| Goal of the exercise |
What number of lines contain the word "JSON"? Reply with the number and nothing else.

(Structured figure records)
********

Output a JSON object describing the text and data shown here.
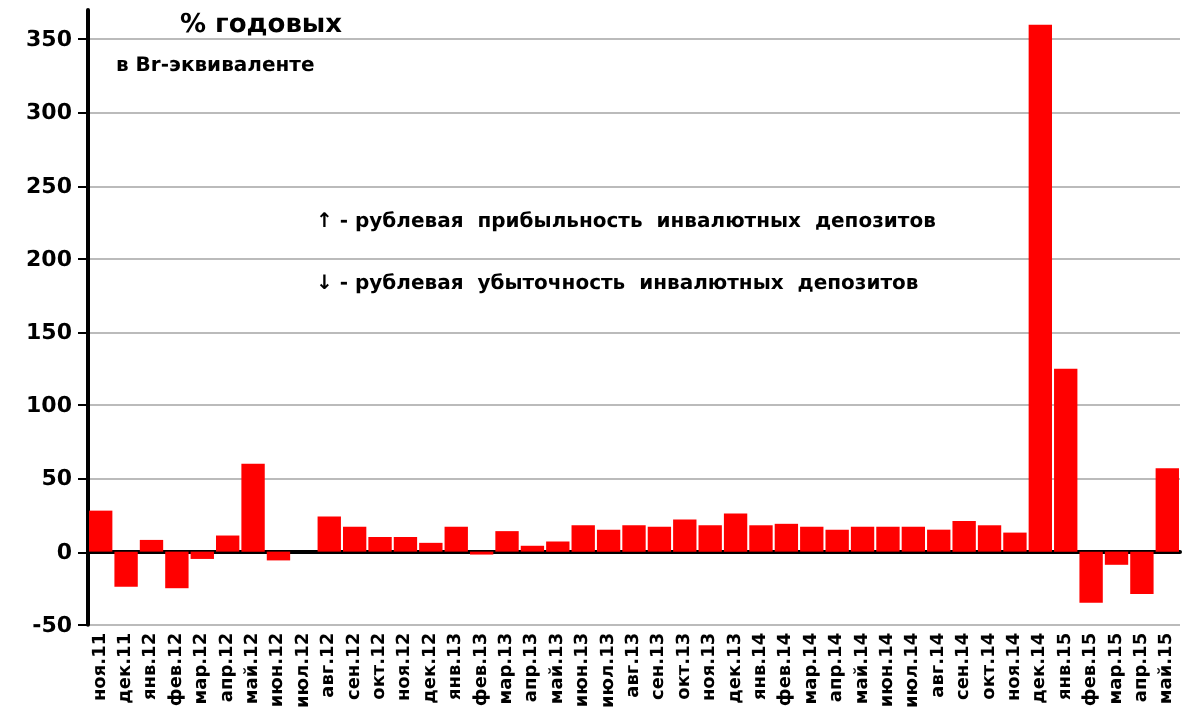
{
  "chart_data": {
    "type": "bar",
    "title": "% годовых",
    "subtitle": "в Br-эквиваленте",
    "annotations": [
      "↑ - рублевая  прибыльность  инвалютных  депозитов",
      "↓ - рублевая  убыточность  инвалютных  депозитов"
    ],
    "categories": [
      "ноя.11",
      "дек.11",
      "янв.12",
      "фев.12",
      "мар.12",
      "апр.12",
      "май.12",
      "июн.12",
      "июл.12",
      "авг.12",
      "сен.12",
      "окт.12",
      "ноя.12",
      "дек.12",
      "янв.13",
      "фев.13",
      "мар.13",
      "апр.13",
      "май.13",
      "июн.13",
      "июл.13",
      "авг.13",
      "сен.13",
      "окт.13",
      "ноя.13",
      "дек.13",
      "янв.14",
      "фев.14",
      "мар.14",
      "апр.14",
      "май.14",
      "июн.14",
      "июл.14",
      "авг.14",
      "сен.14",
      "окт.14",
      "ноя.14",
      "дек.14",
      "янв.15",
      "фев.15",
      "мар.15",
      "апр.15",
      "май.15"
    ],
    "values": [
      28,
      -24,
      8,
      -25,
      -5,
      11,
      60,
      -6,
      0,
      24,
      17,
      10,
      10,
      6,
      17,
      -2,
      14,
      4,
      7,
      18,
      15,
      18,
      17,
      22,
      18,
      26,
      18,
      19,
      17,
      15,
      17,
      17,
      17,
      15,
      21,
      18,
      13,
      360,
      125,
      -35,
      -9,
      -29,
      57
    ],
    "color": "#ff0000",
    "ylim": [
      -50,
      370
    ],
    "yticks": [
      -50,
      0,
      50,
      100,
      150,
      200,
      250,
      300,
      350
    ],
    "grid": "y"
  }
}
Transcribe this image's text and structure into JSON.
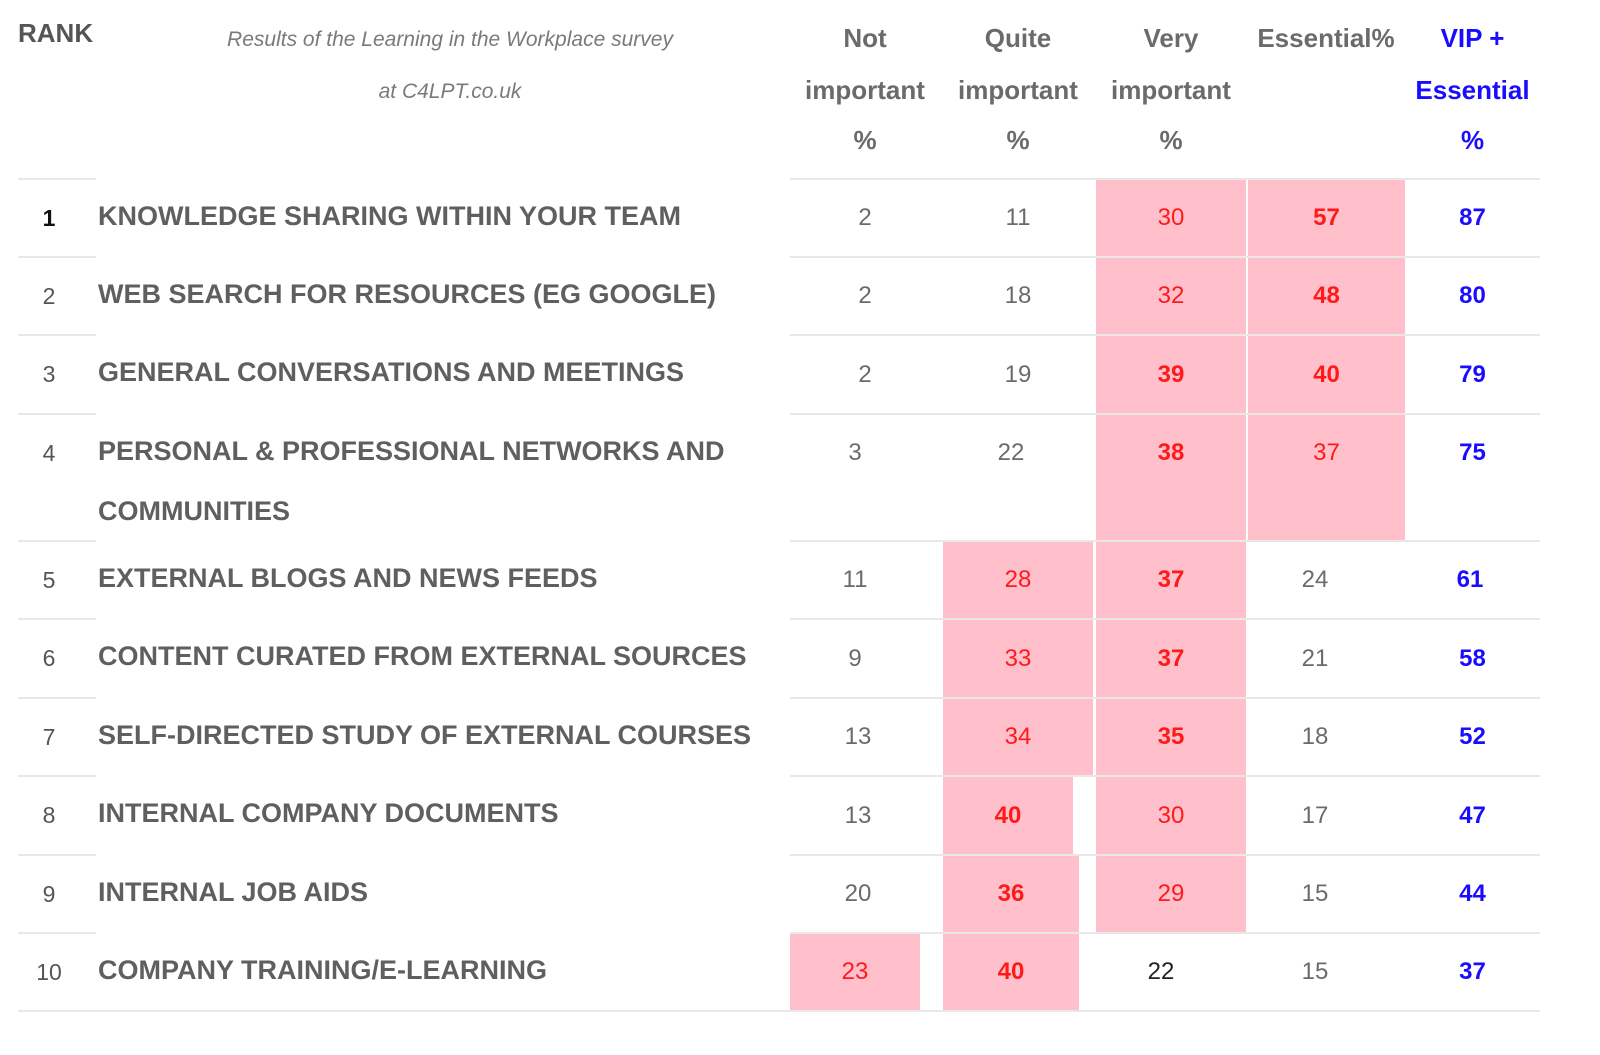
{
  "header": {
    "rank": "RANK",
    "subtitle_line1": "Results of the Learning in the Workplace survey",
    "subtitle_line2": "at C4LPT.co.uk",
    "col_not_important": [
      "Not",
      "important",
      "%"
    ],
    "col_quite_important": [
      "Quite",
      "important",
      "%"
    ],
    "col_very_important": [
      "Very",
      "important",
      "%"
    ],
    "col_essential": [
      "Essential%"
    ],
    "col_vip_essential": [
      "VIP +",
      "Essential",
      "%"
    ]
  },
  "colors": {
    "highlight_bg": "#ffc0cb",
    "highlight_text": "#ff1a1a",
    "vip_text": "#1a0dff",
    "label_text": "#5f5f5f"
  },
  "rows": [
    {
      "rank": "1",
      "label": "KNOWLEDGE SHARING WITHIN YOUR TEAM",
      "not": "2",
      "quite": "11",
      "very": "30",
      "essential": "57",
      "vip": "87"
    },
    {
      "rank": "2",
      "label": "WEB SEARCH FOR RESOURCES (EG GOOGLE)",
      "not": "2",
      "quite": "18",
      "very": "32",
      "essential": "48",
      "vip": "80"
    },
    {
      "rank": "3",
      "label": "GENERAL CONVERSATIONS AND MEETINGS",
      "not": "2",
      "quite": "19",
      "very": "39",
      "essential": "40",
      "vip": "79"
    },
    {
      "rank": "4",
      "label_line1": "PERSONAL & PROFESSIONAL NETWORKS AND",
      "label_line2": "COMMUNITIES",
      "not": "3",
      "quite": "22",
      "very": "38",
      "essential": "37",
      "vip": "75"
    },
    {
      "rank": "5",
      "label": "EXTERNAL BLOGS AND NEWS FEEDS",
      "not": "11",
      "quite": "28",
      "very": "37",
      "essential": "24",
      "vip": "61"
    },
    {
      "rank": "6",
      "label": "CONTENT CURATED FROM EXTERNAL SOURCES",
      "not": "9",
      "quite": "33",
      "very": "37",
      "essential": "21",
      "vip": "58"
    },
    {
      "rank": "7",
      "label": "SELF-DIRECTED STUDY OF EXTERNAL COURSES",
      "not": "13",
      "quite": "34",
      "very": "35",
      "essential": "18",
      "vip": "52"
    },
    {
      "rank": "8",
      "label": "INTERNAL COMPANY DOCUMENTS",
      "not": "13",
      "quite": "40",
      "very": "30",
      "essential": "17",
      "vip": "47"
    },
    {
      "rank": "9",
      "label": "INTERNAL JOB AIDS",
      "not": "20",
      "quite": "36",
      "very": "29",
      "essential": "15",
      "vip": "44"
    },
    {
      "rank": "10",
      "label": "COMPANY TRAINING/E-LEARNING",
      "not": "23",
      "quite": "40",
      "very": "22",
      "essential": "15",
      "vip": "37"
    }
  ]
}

********

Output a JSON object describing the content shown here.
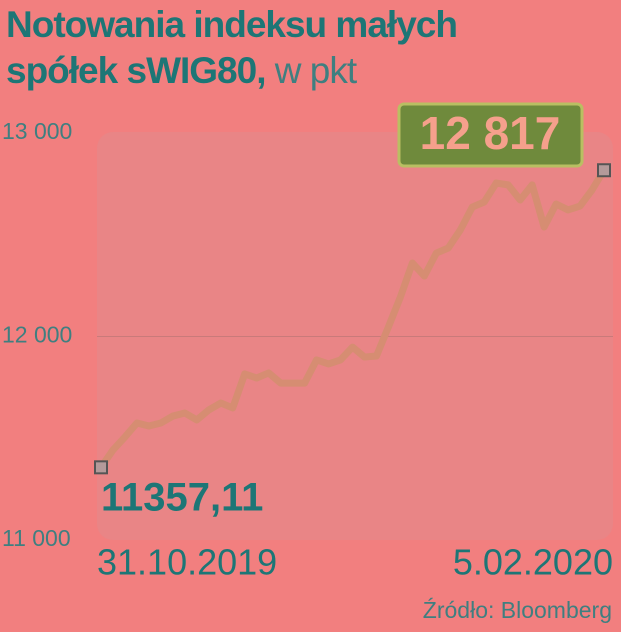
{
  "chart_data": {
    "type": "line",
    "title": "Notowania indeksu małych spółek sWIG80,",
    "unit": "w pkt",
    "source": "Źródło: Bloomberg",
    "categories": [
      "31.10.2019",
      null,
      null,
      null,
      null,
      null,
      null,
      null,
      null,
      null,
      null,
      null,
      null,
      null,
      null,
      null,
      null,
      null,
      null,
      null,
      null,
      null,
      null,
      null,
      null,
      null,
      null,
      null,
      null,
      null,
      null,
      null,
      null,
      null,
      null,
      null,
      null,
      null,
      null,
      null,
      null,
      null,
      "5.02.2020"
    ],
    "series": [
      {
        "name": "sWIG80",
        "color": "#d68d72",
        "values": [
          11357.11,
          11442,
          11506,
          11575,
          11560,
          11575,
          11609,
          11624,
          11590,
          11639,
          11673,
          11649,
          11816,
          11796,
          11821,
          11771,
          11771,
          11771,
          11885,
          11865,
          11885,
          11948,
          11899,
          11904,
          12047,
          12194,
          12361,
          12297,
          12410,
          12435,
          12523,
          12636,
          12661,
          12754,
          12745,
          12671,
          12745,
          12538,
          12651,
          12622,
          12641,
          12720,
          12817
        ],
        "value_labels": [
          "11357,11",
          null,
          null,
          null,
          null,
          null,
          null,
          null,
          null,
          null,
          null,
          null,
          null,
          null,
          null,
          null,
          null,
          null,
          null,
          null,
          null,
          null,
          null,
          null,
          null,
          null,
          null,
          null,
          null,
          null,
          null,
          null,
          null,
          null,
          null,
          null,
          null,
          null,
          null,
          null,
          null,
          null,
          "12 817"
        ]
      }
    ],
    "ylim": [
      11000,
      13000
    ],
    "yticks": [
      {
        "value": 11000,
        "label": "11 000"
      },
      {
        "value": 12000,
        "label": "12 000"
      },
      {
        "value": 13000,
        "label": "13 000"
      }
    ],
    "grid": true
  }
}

********

| Finished answer |
3